Problem statement> Omit the pictures, please, and give each record below again exactly.

(A run of records)
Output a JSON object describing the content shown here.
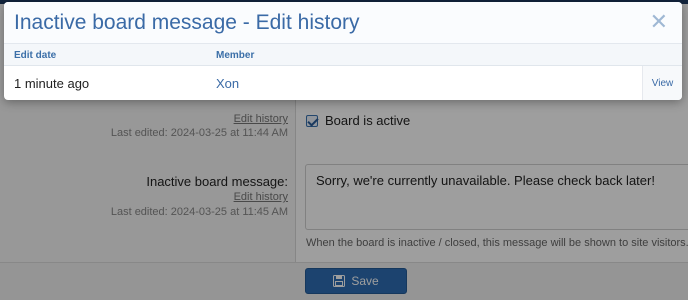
{
  "modal": {
    "title": "Inactive board message - Edit history",
    "close_icon": "close-icon",
    "columns": {
      "edit_date": "Edit date",
      "member": "Member"
    },
    "rows": [
      {
        "edit_date": "1 minute ago",
        "member": "Xon",
        "action": "View"
      }
    ]
  },
  "form": {
    "board_active": {
      "edit_history_link": "Edit history",
      "last_edited": "Last edited: 2024-03-25 at 11:44 AM",
      "checkbox_label": "Board is active",
      "checked": true
    },
    "inactive_message": {
      "label": "Inactive board message:",
      "edit_history_link": "Edit history",
      "last_edited": "Last edited: 2024-03-25 at 11:45 AM",
      "value": "Sorry, we're currently unavailable. Please check back later!",
      "hint": "When the board is inactive / closed, this message will be shown to site visitors."
    },
    "save_label": "Save",
    "save_icon": "floppy-disk-icon"
  },
  "colors": {
    "accent": "#3a6aa6",
    "primary_button": "#2e6db3"
  }
}
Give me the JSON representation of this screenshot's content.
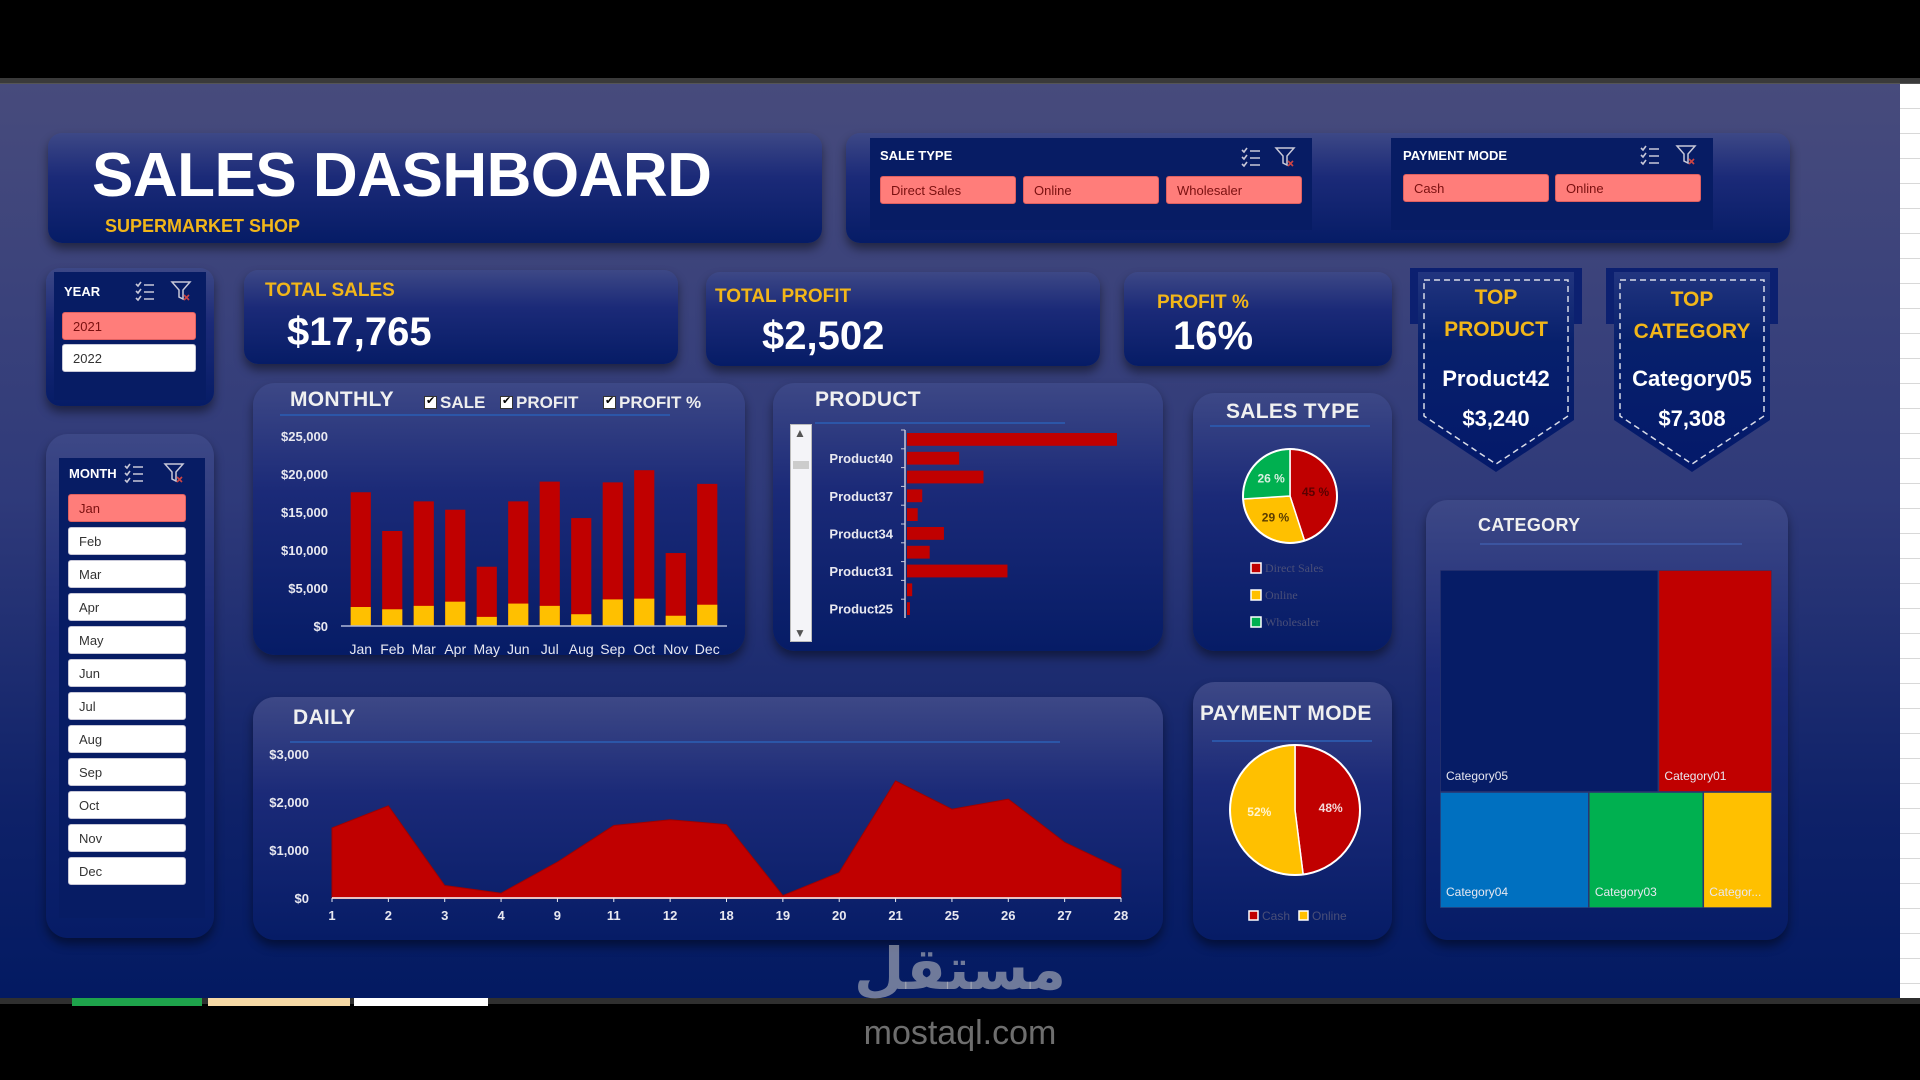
{
  "header": {
    "title": "SALES DASHBOARD",
    "subtitle": "SUPERMARKET SHOP"
  },
  "slicers": {
    "sale_type": {
      "title": "SALE TYPE",
      "items": [
        {
          "label": "Direct Sales",
          "selected": true
        },
        {
          "label": "Online",
          "selected": true
        },
        {
          "label": "Wholesaler",
          "selected": true
        }
      ]
    },
    "payment_mode": {
      "title": "PAYMENT MODE",
      "items": [
        {
          "label": "Cash",
          "selected": true
        },
        {
          "label": "Online",
          "selected": true
        }
      ]
    },
    "year": {
      "title": "YEAR",
      "items": [
        {
          "label": "2021",
          "selected": true
        },
        {
          "label": "2022",
          "selected": false
        }
      ]
    },
    "month": {
      "title": "MONTH",
      "items": [
        {
          "label": "Jan",
          "selected": true
        },
        {
          "label": "Feb",
          "selected": false
        },
        {
          "label": "Mar",
          "selected": false
        },
        {
          "label": "Apr",
          "selected": false
        },
        {
          "label": "May",
          "selected": false
        },
        {
          "label": "Jun",
          "selected": false
        },
        {
          "label": "Jul",
          "selected": false
        },
        {
          "label": "Aug",
          "selected": false
        },
        {
          "label": "Sep",
          "selected": false
        },
        {
          "label": "Oct",
          "selected": false
        },
        {
          "label": "Nov",
          "selected": false
        },
        {
          "label": "Dec",
          "selected": false
        }
      ]
    },
    "icons": {
      "multi_select": "multi-select-icon",
      "clear_filter": "clear-filter-icon"
    }
  },
  "kpis": {
    "total_sales": {
      "label": "TOTAL SALES",
      "value": "$17,765"
    },
    "total_profit": {
      "label": "TOTAL PROFIT",
      "value": "$2,502"
    },
    "profit_pct": {
      "label": "PROFIT %",
      "value": "16%"
    }
  },
  "top_product": {
    "line1": "TOP",
    "line2": "PRODUCT",
    "name": "Product42",
    "value": "$3,240"
  },
  "top_category": {
    "line1": "TOP",
    "line2": "CATEGORY",
    "name": "Category05",
    "value": "$7,308"
  },
  "monthly": {
    "title": "MONTHLY",
    "toggles": [
      {
        "label": "SALE",
        "checked": true
      },
      {
        "label": "PROFIT",
        "checked": true
      },
      {
        "label": "PROFIT %",
        "checked": true
      }
    ]
  },
  "product": {
    "title": "PRODUCT"
  },
  "sales_type": {
    "title": "SALES TYPE"
  },
  "daily": {
    "title": "DAILY"
  },
  "payment_mode": {
    "title": "PAYMENT MODE"
  },
  "category": {
    "title": "CATEGORY"
  },
  "colors": {
    "red": "#c00000",
    "yellow": "#ffc000",
    "green": "#00b050",
    "blue": "#0070c0",
    "navy": "#061c66",
    "gold_text": "#f2b619",
    "slicer_selected": "#ff7d7a"
  },
  "watermark": {
    "arabic": "مستقل",
    "site": "mostaql.com"
  },
  "chart_data": [
    {
      "id": "monthly",
      "type": "bar",
      "title": "MONTHLY",
      "categories": [
        "Jan",
        "Feb",
        "Mar",
        "Apr",
        "May",
        "Jun",
        "Jul",
        "Aug",
        "Sep",
        "Oct",
        "Nov",
        "Dec"
      ],
      "series": [
        {
          "name": "SALE",
          "color": "#c00000",
          "values": [
            17600,
            12500,
            16400,
            15300,
            7800,
            16400,
            19000,
            14200,
            18900,
            20500,
            9600,
            18700
          ]
        },
        {
          "name": "PROFIT",
          "color": "#ffc000",
          "values": [
            2500,
            2200,
            2650,
            3200,
            1200,
            2950,
            2650,
            1550,
            3500,
            3600,
            1350,
            2800
          ]
        }
      ],
      "yticks": [
        "$0",
        "$5,000",
        "$10,000",
        "$15,000",
        "$20,000",
        "$25,000"
      ],
      "ylim": [
        0,
        25000
      ],
      "grid": false
    },
    {
      "id": "product",
      "type": "bar",
      "orientation": "horizontal",
      "title": "PRODUCT",
      "categories": [
        "",
        "Product40",
        "",
        "Product37",
        "",
        "Product34",
        "",
        "Product31",
        "",
        "Product25"
      ],
      "values": [
        3240,
        805,
        1180,
        235,
        165,
        570,
        350,
        1550,
        80,
        45
      ],
      "color": "#c00000"
    },
    {
      "id": "sales_type",
      "type": "pie",
      "title": "SALES TYPE",
      "labels": [
        "Direct Sales",
        "Online",
        "Wholesaler"
      ],
      "values": [
        45,
        29,
        26
      ],
      "data_labels": [
        "45 %",
        "29 %",
        "26 %"
      ],
      "colors": [
        "#c00000",
        "#ffc000",
        "#00b050"
      ],
      "legend": "bottom"
    },
    {
      "id": "daily",
      "type": "area",
      "title": "DAILY",
      "x": [
        "1",
        "2",
        "3",
        "4",
        "9",
        "11",
        "12",
        "18",
        "19",
        "20",
        "21",
        "25",
        "26",
        "27",
        "28"
      ],
      "values": [
        1460,
        1920,
        260,
        100,
        750,
        1510,
        1630,
        1530,
        50,
        530,
        2440,
        1850,
        2060,
        1160,
        600
      ],
      "yticks": [
        "$0",
        "$1,000",
        "$2,000",
        "$3,000"
      ],
      "ylim": [
        0,
        3000
      ],
      "color": "#c00000"
    },
    {
      "id": "payment_mode",
      "type": "pie",
      "title": "PAYMENT MODE",
      "labels": [
        "Cash",
        "Online"
      ],
      "values": [
        48,
        52
      ],
      "data_labels": [
        "48%",
        "52%"
      ],
      "colors": [
        "#c00000",
        "#ffc000"
      ],
      "legend": "bottom"
    },
    {
      "id": "category",
      "type": "treemap",
      "title": "CATEGORY",
      "labels": [
        "Category05",
        "Category01",
        "Category04",
        "Category03",
        "Categor..."
      ],
      "values": [
        7308,
        3800,
        2600,
        2000,
        1200
      ],
      "colors": [
        "#061c66",
        "#c00000",
        "#0070c0",
        "#00b050",
        "#ffc000"
      ]
    }
  ]
}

Correct answer>
Output a JSON object describing the content shown here.
{
  "modal": {
    "title": "Inactive board message - Edit history",
    "close_icon": "close-icon",
    "columns": {
      "edit_date": "Edit date",
      "member": "Member"
    },
    "rows": [
      {
        "edit_date": "1 minute ago",
        "member": "Xon",
        "action": "View"
      }
    ]
  },
  "form": {
    "board_active": {
      "edit_history_link": "Edit history",
      "last_edited": "Last edited: 2024-03-25 at 11:44 AM",
      "checkbox_label": "Board is active",
      "checked": true
    },
    "inactive_message": {
      "label": "Inactive board message:",
      "edit_history_link": "Edit history",
      "last_edited": "Last edited: 2024-03-25 at 11:45 AM",
      "value": "Sorry, we're currently unavailable. Please check back later!",
      "hint": "When the board is inactive / closed, this message will be shown to site visitors."
    },
    "save_label": "Save",
    "save_icon": "floppy-disk-icon"
  },
  "colors": {
    "accent": "#3a6aa6",
    "primary_button": "#2e6db3"
  }
}
Give me the JSON representation of this screenshot's content.
{
  "header": {
    "title": "SALES DASHBOARD",
    "subtitle": "SUPERMARKET SHOP"
  },
  "slicers": {
    "sale_type": {
      "title": "SALE TYPE",
      "items": [
        {
          "label": "Direct Sales",
          "selected": true
        },
        {
          "label": "Online",
          "selected": true
        },
        {
          "label": "Wholesaler",
          "selected": true
        }
      ]
    },
    "payment_mode": {
      "title": "PAYMENT MODE",
      "items": [
        {
          "label": "Cash",
          "selected": true
        },
        {
          "label": "Online",
          "selected": true
        }
      ]
    },
    "year": {
      "title": "YEAR",
      "items": [
        {
          "label": "2021",
          "selected": true
        },
        {
          "label": "2022",
          "selected": false
        }
      ]
    },
    "month": {
      "title": "MONTH",
      "items": [
        {
          "label": "Jan",
          "selected": true
        },
        {
          "label": "Feb",
          "selected": false
        },
        {
          "label": "Mar",
          "selected": false
        },
        {
          "label": "Apr",
          "selected": false
        },
        {
          "label": "May",
          "selected": false
        },
        {
          "label": "Jun",
          "selected": false
        },
        {
          "label": "Jul",
          "selected": false
        },
        {
          "label": "Aug",
          "selected": false
        },
        {
          "label": "Sep",
          "selected": false
        },
        {
          "label": "Oct",
          "selected": false
        },
        {
          "label": "Nov",
          "selected": false
        },
        {
          "label": "Dec",
          "selected": false
        }
      ]
    },
    "icons": {
      "multi_select": "multi-select-icon",
      "clear_filter": "clear-filter-icon"
    }
  },
  "kpis": {
    "total_sales": {
      "label": "TOTAL SALES",
      "value": "$17,765"
    },
    "total_profit": {
      "label": "TOTAL PROFIT",
      "value": "$2,502"
    },
    "profit_pct": {
      "label": "PROFIT %",
      "value": "16%"
    }
  },
  "top_product": {
    "line1": "TOP",
    "line2": "PRODUCT",
    "name": "Product42",
    "value": "$3,240"
  },
  "top_category": {
    "line1": "TOP",
    "line2": "CATEGORY",
    "name": "Category05",
    "value": "$7,308"
  },
  "monthly": {
    "title": "MONTHLY",
    "toggles": [
      {
        "label": "SALE",
        "checked": true
      },
      {
        "label": "PROFIT",
        "checked": true
      },
      {
        "label": "PROFIT %",
        "checked": true
      }
    ]
  },
  "product": {
    "title": "PRODUCT"
  },
  "sales_type": {
    "title": "SALES TYPE"
  },
  "daily": {
    "title": "DAILY"
  },
  "payment_mode": {
    "title": "PAYMENT MODE"
  },
  "category": {
    "title": "CATEGORY"
  },
  "colors": {
    "red": "#c00000",
    "yellow": "#ffc000",
    "green": "#00b050",
    "blue": "#0070c0",
    "navy": "#061c66",
    "gold_text": "#f2b619",
    "slicer_selected": "#ff7d7a"
  },
  "watermark": {
    "arabic": "مستقل",
    "site": "mostaql.com"
  },
  "chart_data": [
    {
      "id": "monthly",
      "type": "bar",
      "title": "MONTHLY",
      "categories": [
        "Jan",
        "Feb",
        "Mar",
        "Apr",
        "May",
        "Jun",
        "Jul",
        "Aug",
        "Sep",
        "Oct",
        "Nov",
        "Dec"
      ],
      "series": [
        {
          "name": "SALE",
          "color": "#c00000",
          "values": [
            17600,
            12500,
            16400,
            15300,
            7800,
            16400,
            19000,
            14200,
            18900,
            20500,
            9600,
            18700
          ]
        },
        {
          "name": "PROFIT",
          "color": "#ffc000",
          "values": [
            2500,
            2200,
            2650,
            3200,
            1200,
            2950,
            2650,
            1550,
            3500,
            3600,
            1350,
            2800
          ]
        }
      ],
      "yticks": [
        "$0",
        "$5,000",
        "$10,000",
        "$15,000",
        "$20,000",
        "$25,000"
      ],
      "ylim": [
        0,
        25000
      ],
      "grid": false
    },
    {
      "id": "product",
      "type": "bar",
      "orientation": "horizontal",
      "title": "PRODUCT",
      "categories": [
        "",
        "Product40",
        "",
        "Product37",
        "",
        "Product34",
        "",
        "Product31",
        "",
        "Product25"
      ],
      "values": [
        3240,
        805,
        1180,
        235,
        165,
        570,
        350,
        1550,
        80,
        45
      ],
      "color": "#c00000"
    },
    {
      "id": "sales_type",
      "type": "pie",
      "title": "SALES TYPE",
      "labels": [
        "Direct Sales",
        "Online",
        "Wholesaler"
      ],
      "values": [
        45,
        29,
        26
      ],
      "data_labels": [
        "45 %",
        "29 %",
        "26 %"
      ],
      "colors": [
        "#c00000",
        "#ffc000",
        "#00b050"
      ],
      "legend": "bottom"
    },
    {
      "id": "daily",
      "type": "area",
      "title": "DAILY",
      "x": [
        "1",
        "2",
        "3",
        "4",
        "9",
        "11",
        "12",
        "18",
        "19",
        "20",
        "21",
        "25",
        "26",
        "27",
        "28"
      ],
      "values": [
        1460,
        1920,
        260,
        100,
        750,
        1510,
        1630,
        1530,
        50,
        530,
        2440,
        1850,
        2060,
        1160,
        600
      ],
      "yticks": [
        "$0",
        "$1,000",
        "$2,000",
        "$3,000"
      ],
      "ylim": [
        0,
        3000
      ],
      "color": "#c00000"
    },
    {
      "id": "payment_mode",
      "type": "pie",
      "title": "PAYMENT MODE",
      "labels": [
        "Cash",
        "Online"
      ],
      "values": [
        48,
        52
      ],
      "data_labels": [
        "48%",
        "52%"
      ],
      "colors": [
        "#c00000",
        "#ffc000"
      ],
      "legend": "bottom"
    },
    {
      "id": "category",
      "type": "treemap",
      "title": "CATEGORY",
      "labels": [
        "Category05",
        "Category01",
        "Category04",
        "Category03",
        "Categor..."
      ],
      "values": [
        7308,
        3800,
        2600,
        2000,
        1200
      ],
      "colors": [
        "#061c66",
        "#c00000",
        "#0070c0",
        "#00b050",
        "#ffc000"
      ]
    }
  ]
}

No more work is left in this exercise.